(Problem) Copy out each line of the data holding "Milet".

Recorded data
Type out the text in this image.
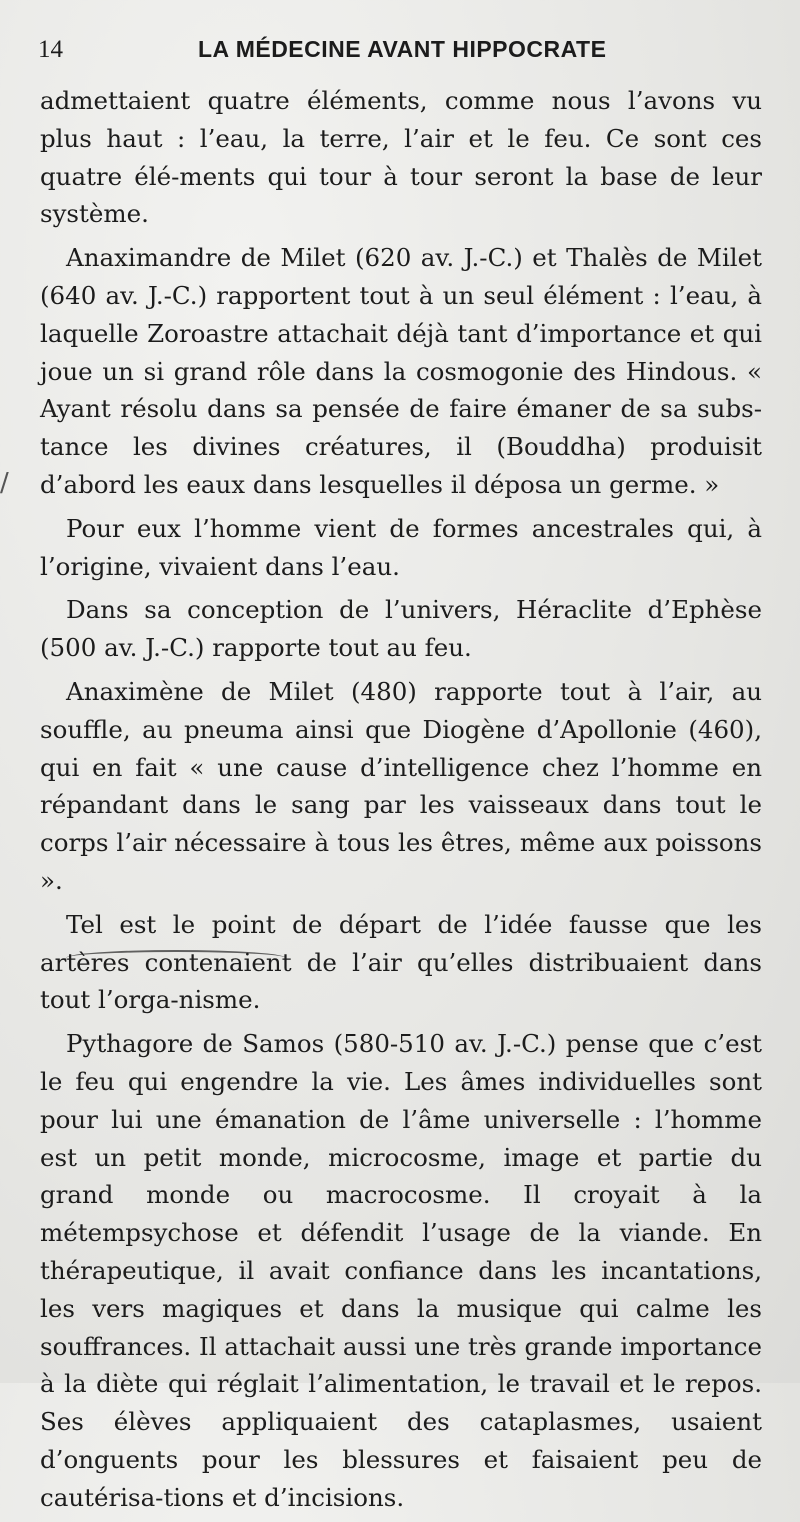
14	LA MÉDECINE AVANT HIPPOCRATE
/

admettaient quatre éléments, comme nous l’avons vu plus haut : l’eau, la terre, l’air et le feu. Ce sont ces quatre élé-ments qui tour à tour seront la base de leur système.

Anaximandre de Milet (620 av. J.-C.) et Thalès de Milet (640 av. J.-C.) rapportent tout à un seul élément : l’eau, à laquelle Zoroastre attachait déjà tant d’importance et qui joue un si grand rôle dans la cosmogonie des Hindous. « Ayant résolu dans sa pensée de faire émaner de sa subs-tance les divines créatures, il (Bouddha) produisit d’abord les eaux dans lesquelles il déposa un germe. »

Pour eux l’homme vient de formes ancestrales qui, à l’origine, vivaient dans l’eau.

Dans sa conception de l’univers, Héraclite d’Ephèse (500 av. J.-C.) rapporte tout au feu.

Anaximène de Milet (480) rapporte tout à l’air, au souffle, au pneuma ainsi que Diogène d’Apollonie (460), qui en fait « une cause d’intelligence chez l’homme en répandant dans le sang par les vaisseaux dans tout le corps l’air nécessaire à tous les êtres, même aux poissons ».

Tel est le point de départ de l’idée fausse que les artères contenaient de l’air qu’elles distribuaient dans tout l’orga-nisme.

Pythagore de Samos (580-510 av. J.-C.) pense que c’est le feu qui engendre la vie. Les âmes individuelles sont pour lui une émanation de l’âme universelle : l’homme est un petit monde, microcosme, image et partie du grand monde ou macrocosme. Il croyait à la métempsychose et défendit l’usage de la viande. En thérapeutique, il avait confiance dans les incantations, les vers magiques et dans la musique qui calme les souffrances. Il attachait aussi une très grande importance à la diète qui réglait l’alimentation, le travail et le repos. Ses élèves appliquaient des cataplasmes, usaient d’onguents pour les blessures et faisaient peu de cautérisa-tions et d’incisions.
---
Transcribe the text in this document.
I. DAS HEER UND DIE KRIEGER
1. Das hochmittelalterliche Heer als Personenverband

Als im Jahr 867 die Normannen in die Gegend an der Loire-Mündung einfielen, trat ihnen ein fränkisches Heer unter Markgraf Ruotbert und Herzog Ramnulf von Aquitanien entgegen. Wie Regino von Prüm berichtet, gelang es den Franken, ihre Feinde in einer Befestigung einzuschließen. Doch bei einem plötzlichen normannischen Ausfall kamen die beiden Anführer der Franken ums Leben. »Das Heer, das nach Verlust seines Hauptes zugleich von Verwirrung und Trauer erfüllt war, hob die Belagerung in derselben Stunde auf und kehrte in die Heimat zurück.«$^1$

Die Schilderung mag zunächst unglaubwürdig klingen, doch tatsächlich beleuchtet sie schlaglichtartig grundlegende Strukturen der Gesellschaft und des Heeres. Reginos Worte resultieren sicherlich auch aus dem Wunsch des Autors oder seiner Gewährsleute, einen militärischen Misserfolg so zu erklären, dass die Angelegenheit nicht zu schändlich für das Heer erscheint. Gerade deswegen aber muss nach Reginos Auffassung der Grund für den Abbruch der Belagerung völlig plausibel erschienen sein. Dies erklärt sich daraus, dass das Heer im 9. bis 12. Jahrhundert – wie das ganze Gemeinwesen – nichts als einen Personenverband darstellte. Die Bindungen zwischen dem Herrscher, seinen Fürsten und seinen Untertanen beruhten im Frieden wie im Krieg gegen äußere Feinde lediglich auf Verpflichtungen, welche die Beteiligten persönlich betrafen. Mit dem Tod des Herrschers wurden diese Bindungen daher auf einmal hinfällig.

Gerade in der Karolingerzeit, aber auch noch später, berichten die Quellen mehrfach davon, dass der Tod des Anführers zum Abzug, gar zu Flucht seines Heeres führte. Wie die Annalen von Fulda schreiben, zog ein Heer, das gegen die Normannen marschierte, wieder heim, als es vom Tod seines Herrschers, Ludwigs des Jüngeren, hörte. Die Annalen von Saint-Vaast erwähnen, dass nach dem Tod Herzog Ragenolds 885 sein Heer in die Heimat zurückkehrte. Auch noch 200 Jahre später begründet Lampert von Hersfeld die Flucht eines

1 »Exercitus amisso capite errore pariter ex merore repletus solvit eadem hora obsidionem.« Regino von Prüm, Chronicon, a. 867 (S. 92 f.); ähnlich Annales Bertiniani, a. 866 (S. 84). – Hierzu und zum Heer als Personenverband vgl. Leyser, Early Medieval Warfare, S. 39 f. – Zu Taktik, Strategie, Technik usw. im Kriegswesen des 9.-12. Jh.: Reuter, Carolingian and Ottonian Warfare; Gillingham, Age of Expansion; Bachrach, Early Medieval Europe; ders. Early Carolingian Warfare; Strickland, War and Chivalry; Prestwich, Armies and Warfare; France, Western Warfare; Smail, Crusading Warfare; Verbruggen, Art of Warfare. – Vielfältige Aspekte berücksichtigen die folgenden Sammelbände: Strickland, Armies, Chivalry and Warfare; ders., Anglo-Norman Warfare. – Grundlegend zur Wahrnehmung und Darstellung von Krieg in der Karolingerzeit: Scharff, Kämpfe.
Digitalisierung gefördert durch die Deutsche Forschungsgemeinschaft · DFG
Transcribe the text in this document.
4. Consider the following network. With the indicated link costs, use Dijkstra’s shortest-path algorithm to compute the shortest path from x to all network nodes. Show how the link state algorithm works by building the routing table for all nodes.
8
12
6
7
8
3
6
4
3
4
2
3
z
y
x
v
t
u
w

(Worked solution)
Anaximandre de Milet (620 av. J.-C.) et Thalès de Milet (640 av. J.-C.) rapportent tout à un seul élément : l’eau, à laquelle Zoroastre attachait déjà tant d’importance et qui joue un si grand rôle dans la cosmogonie des Hindous. « Ayant résolu dans sa pensée de faire émaner de sa subs-tance les divines créatures, il (Bouddha) produisit d’abord les eaux dans lesquelles il déposa un germe. »
Anaximène de Milet (480) rapporte tout à l’air, au souffle, au pneuma ainsi que Diogène d’Apollonie (460), qui en fait « une cause d’intelligence chez l’homme en répandant dans le sang par les vaisseaux dans tout le corps l’air nécessaire à tous les êtres, même aux poissons ».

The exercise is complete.